Required work: Retype each line of the material exactly, please, skipping any picture in it.

Records contained in a dataset:
:::

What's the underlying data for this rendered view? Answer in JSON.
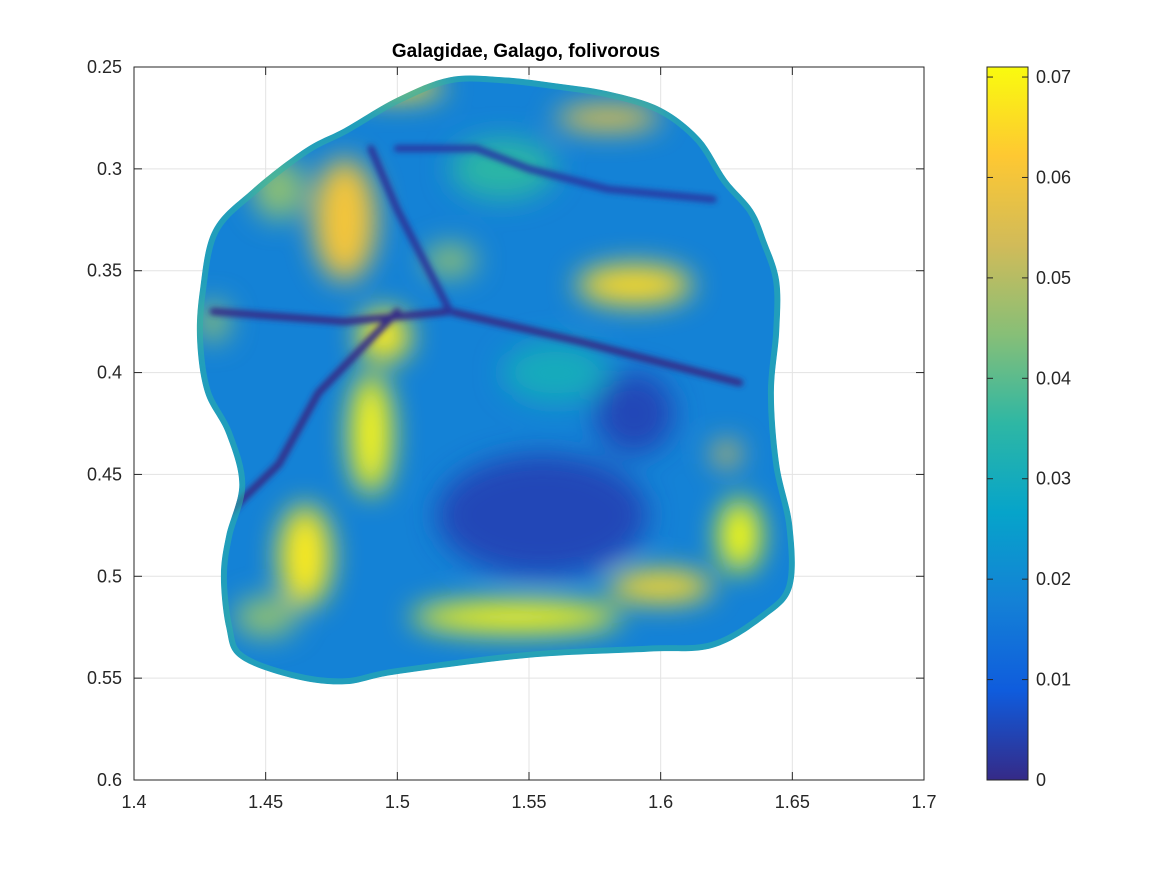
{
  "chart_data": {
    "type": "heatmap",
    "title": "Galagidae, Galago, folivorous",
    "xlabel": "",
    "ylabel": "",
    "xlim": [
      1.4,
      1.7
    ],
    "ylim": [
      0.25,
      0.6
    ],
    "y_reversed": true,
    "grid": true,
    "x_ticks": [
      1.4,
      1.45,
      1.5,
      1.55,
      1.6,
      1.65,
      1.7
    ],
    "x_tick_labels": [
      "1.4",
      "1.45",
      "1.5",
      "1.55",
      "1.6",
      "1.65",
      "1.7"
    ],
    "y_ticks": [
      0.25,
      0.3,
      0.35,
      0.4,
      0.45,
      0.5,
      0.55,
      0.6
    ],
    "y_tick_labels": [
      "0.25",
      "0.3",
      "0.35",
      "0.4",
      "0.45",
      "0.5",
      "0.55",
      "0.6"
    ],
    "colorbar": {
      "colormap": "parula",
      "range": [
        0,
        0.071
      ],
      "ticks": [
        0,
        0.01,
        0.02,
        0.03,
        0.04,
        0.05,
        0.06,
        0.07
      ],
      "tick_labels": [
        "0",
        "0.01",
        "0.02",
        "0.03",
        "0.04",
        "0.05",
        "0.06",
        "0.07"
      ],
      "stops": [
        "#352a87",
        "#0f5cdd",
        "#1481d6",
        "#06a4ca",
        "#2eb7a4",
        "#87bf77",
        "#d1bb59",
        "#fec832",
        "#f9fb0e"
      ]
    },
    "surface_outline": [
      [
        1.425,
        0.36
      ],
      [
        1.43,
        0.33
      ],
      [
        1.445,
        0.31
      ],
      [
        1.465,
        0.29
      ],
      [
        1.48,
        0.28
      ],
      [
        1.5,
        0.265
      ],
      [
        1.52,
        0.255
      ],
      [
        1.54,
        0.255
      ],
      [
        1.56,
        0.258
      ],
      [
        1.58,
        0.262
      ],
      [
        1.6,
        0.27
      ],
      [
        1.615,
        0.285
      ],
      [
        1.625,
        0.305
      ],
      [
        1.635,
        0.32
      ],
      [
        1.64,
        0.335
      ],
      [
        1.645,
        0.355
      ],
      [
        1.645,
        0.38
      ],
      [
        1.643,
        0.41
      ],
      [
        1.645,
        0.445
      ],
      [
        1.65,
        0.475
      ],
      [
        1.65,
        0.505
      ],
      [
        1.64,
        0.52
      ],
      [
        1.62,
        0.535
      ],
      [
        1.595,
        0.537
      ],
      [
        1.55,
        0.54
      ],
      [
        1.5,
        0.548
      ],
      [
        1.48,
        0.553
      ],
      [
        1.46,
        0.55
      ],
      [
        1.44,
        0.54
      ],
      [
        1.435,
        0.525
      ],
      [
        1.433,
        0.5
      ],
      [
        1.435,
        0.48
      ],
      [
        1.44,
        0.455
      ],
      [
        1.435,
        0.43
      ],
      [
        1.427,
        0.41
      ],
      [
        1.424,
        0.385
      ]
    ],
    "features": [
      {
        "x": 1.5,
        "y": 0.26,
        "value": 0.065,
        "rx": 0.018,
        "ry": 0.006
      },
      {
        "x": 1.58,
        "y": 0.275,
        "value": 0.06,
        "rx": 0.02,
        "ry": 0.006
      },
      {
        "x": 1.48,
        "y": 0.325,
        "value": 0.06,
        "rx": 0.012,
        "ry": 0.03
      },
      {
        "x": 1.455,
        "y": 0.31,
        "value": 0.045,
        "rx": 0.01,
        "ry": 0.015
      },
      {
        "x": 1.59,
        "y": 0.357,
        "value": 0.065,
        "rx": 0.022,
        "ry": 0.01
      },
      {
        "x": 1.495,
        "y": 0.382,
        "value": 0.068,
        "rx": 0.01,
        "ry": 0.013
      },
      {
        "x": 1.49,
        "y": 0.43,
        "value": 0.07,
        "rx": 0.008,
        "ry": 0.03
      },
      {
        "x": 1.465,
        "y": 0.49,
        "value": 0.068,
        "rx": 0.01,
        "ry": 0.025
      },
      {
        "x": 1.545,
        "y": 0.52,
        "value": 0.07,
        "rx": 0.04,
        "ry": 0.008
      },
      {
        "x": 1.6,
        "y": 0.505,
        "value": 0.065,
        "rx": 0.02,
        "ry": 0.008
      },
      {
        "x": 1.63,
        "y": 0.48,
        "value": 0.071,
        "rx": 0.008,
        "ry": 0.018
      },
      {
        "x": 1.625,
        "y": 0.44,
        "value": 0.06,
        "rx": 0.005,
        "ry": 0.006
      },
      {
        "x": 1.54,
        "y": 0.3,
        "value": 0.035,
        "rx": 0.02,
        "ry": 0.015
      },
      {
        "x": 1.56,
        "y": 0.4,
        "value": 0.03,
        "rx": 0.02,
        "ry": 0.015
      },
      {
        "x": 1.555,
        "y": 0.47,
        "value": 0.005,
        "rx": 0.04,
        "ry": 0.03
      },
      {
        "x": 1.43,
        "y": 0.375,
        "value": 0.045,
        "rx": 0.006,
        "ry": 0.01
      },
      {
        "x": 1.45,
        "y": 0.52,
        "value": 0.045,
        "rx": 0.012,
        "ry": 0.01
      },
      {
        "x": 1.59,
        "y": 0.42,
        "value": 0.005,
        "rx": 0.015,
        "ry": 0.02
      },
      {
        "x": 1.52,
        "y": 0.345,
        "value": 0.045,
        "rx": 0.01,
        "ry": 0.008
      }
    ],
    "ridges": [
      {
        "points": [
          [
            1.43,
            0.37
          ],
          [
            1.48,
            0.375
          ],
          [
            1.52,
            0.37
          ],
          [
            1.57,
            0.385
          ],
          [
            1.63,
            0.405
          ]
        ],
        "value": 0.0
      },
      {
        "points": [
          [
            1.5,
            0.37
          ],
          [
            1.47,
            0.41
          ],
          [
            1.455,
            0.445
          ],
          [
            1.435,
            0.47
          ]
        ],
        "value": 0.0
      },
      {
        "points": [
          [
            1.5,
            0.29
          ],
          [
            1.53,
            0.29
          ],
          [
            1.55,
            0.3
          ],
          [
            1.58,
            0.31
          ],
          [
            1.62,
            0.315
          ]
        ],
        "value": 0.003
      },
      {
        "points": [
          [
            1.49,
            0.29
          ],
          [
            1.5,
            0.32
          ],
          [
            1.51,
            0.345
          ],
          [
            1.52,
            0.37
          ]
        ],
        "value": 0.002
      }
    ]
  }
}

:::

Answer to the task:
What's the underlying data for this rendered view? Answer in JSON.
{
  "chart_data": {
    "type": "heatmap",
    "title": "Galagidae, Galago, folivorous",
    "xlabel": "",
    "ylabel": "",
    "xlim": [
      1.4,
      1.7
    ],
    "ylim": [
      0.25,
      0.6
    ],
    "y_reversed": true,
    "grid": true,
    "x_ticks": [
      1.4,
      1.45,
      1.5,
      1.55,
      1.6,
      1.65,
      1.7
    ],
    "x_tick_labels": [
      "1.4",
      "1.45",
      "1.5",
      "1.55",
      "1.6",
      "1.65",
      "1.7"
    ],
    "y_ticks": [
      0.25,
      0.3,
      0.35,
      0.4,
      0.45,
      0.5,
      0.55,
      0.6
    ],
    "y_tick_labels": [
      "0.25",
      "0.3",
      "0.35",
      "0.4",
      "0.45",
      "0.5",
      "0.55",
      "0.6"
    ],
    "colorbar": {
      "colormap": "parula",
      "range": [
        0,
        0.071
      ],
      "ticks": [
        0,
        0.01,
        0.02,
        0.03,
        0.04,
        0.05,
        0.06,
        0.07
      ],
      "tick_labels": [
        "0",
        "0.01",
        "0.02",
        "0.03",
        "0.04",
        "0.05",
        "0.06",
        "0.07"
      ],
      "stops": [
        "#352a87",
        "#0f5cdd",
        "#1481d6",
        "#06a4ca",
        "#2eb7a4",
        "#87bf77",
        "#d1bb59",
        "#fec832",
        "#f9fb0e"
      ]
    },
    "surface_outline": [
      [
        1.425,
        0.36
      ],
      [
        1.43,
        0.33
      ],
      [
        1.445,
        0.31
      ],
      [
        1.465,
        0.29
      ],
      [
        1.48,
        0.28
      ],
      [
        1.5,
        0.265
      ],
      [
        1.52,
        0.255
      ],
      [
        1.54,
        0.255
      ],
      [
        1.56,
        0.258
      ],
      [
        1.58,
        0.262
      ],
      [
        1.6,
        0.27
      ],
      [
        1.615,
        0.285
      ],
      [
        1.625,
        0.305
      ],
      [
        1.635,
        0.32
      ],
      [
        1.64,
        0.335
      ],
      [
        1.645,
        0.355
      ],
      [
        1.645,
        0.38
      ],
      [
        1.643,
        0.41
      ],
      [
        1.645,
        0.445
      ],
      [
        1.65,
        0.475
      ],
      [
        1.65,
        0.505
      ],
      [
        1.64,
        0.52
      ],
      [
        1.62,
        0.535
      ],
      [
        1.595,
        0.537
      ],
      [
        1.55,
        0.54
      ],
      [
        1.5,
        0.548
      ],
      [
        1.48,
        0.553
      ],
      [
        1.46,
        0.55
      ],
      [
        1.44,
        0.54
      ],
      [
        1.435,
        0.525
      ],
      [
        1.433,
        0.5
      ],
      [
        1.435,
        0.48
      ],
      [
        1.44,
        0.455
      ],
      [
        1.435,
        0.43
      ],
      [
        1.427,
        0.41
      ],
      [
        1.424,
        0.385
      ]
    ],
    "features": [
      {
        "x": 1.5,
        "y": 0.26,
        "value": 0.065,
        "rx": 0.018,
        "ry": 0.006
      },
      {
        "x": 1.58,
        "y": 0.275,
        "value": 0.06,
        "rx": 0.02,
        "ry": 0.006
      },
      {
        "x": 1.48,
        "y": 0.325,
        "value": 0.06,
        "rx": 0.012,
        "ry": 0.03
      },
      {
        "x": 1.455,
        "y": 0.31,
        "value": 0.045,
        "rx": 0.01,
        "ry": 0.015
      },
      {
        "x": 1.59,
        "y": 0.357,
        "value": 0.065,
        "rx": 0.022,
        "ry": 0.01
      },
      {
        "x": 1.495,
        "y": 0.382,
        "value": 0.068,
        "rx": 0.01,
        "ry": 0.013
      },
      {
        "x": 1.49,
        "y": 0.43,
        "value": 0.07,
        "rx": 0.008,
        "ry": 0.03
      },
      {
        "x": 1.465,
        "y": 0.49,
        "value": 0.068,
        "rx": 0.01,
        "ry": 0.025
      },
      {
        "x": 1.545,
        "y": 0.52,
        "value": 0.07,
        "rx": 0.04,
        "ry": 0.008
      },
      {
        "x": 1.6,
        "y": 0.505,
        "value": 0.065,
        "rx": 0.02,
        "ry": 0.008
      },
      {
        "x": 1.63,
        "y": 0.48,
        "value": 0.071,
        "rx": 0.008,
        "ry": 0.018
      },
      {
        "x": 1.625,
        "y": 0.44,
        "value": 0.06,
        "rx": 0.005,
        "ry": 0.006
      },
      {
        "x": 1.54,
        "y": 0.3,
        "value": 0.035,
        "rx": 0.02,
        "ry": 0.015
      },
      {
        "x": 1.56,
        "y": 0.4,
        "value": 0.03,
        "rx": 0.02,
        "ry": 0.015
      },
      {
        "x": 1.555,
        "y": 0.47,
        "value": 0.005,
        "rx": 0.04,
        "ry": 0.03
      },
      {
        "x": 1.43,
        "y": 0.375,
        "value": 0.045,
        "rx": 0.006,
        "ry": 0.01
      },
      {
        "x": 1.45,
        "y": 0.52,
        "value": 0.045,
        "rx": 0.012,
        "ry": 0.01
      },
      {
        "x": 1.59,
        "y": 0.42,
        "value": 0.005,
        "rx": 0.015,
        "ry": 0.02
      },
      {
        "x": 1.52,
        "y": 0.345,
        "value": 0.045,
        "rx": 0.01,
        "ry": 0.008
      }
    ],
    "ridges": [
      {
        "points": [
          [
            1.43,
            0.37
          ],
          [
            1.48,
            0.375
          ],
          [
            1.52,
            0.37
          ],
          [
            1.57,
            0.385
          ],
          [
            1.63,
            0.405
          ]
        ],
        "value": 0.0
      },
      {
        "points": [
          [
            1.5,
            0.37
          ],
          [
            1.47,
            0.41
          ],
          [
            1.455,
            0.445
          ],
          [
            1.435,
            0.47
          ]
        ],
        "value": 0.0
      },
      {
        "points": [
          [
            1.5,
            0.29
          ],
          [
            1.53,
            0.29
          ],
          [
            1.55,
            0.3
          ],
          [
            1.58,
            0.31
          ],
          [
            1.62,
            0.315
          ]
        ],
        "value": 0.003
      },
      {
        "points": [
          [
            1.49,
            0.29
          ],
          [
            1.5,
            0.32
          ],
          [
            1.51,
            0.345
          ],
          [
            1.52,
            0.37
          ]
        ],
        "value": 0.002
      }
    ]
  }
}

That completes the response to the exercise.